INPUT DATA →
========================
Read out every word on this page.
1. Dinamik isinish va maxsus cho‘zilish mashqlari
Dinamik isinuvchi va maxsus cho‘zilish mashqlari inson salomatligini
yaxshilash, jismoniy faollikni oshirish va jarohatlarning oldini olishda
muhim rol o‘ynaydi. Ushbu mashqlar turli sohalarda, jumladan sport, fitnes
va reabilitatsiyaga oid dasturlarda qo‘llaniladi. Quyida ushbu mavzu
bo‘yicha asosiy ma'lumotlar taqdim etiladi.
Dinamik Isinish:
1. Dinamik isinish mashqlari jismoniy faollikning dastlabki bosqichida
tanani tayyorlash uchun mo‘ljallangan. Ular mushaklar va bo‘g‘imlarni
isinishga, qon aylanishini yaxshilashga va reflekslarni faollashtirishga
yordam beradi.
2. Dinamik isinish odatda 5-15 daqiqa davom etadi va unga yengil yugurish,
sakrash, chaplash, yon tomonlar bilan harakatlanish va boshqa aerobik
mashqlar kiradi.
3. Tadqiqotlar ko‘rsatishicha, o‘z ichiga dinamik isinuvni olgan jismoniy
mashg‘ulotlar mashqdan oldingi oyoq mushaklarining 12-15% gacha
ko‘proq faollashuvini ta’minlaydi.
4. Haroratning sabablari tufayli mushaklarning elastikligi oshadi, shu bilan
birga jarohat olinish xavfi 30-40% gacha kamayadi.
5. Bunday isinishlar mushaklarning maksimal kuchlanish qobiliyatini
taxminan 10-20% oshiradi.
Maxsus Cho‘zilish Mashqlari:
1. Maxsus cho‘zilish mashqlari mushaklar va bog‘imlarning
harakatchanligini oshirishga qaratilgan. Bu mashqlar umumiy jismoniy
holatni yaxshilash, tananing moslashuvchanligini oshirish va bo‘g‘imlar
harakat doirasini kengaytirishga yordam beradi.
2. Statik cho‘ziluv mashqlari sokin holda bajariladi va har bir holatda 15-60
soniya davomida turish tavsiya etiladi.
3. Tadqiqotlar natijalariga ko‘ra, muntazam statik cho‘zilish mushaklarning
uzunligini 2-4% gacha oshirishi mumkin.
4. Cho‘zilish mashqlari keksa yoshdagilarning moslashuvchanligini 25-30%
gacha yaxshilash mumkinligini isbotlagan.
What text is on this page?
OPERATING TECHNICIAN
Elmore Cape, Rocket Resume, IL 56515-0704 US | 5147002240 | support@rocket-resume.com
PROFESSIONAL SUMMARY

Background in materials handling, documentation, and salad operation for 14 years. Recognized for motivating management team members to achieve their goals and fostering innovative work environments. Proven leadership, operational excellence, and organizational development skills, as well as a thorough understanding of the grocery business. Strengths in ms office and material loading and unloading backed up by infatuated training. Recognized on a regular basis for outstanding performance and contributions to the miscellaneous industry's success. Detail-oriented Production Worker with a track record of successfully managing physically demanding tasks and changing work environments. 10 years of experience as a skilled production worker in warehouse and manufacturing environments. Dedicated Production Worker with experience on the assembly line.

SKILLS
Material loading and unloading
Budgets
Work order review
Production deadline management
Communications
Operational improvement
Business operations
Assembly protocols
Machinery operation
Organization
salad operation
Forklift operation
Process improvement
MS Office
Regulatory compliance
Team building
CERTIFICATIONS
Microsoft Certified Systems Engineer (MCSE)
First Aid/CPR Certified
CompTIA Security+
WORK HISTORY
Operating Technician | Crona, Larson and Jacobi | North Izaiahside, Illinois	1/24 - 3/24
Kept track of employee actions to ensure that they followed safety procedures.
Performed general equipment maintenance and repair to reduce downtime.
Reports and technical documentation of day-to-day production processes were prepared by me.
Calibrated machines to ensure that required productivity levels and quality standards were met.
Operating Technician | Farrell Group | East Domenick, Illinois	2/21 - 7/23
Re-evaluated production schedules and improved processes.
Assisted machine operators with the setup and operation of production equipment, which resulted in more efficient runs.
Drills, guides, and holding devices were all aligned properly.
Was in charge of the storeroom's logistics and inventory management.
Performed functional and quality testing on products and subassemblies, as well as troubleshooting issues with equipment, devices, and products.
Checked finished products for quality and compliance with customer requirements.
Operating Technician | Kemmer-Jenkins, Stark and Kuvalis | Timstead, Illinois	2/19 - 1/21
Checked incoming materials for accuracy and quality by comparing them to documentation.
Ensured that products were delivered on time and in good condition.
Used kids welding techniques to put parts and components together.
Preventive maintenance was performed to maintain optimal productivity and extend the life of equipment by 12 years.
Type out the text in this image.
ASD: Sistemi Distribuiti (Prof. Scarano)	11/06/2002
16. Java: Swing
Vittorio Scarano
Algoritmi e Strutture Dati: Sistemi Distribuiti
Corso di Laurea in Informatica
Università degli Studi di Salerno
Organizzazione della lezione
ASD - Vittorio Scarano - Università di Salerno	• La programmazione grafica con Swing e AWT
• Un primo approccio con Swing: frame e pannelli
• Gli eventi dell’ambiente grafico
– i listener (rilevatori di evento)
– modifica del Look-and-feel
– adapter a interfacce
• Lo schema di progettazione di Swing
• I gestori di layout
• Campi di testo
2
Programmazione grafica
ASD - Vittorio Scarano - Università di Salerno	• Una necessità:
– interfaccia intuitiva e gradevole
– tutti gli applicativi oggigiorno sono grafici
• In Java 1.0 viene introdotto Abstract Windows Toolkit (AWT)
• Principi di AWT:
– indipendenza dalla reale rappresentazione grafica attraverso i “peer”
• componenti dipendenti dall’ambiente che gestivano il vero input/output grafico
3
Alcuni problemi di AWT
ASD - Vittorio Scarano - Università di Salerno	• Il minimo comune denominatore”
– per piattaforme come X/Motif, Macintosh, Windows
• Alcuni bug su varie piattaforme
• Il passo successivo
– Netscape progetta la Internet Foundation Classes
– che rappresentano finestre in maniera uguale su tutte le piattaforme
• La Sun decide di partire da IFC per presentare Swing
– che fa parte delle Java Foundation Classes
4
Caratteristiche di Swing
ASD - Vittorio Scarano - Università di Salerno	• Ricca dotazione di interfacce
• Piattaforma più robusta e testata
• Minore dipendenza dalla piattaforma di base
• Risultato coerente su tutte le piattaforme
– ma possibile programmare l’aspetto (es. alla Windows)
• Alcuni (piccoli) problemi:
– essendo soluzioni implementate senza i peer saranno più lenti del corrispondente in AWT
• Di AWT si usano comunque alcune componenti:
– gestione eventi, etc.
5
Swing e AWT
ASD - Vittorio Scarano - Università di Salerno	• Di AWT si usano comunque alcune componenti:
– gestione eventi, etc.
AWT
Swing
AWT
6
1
========================
EXERCISE GOAL →
Extract each line from the entries above that contains the string "ambiente".

TASK ANSWER →
• Gli eventi dell’ambiente grafico
• componenti dipendenti dall’ambiente che gestivano il vero input/output grafico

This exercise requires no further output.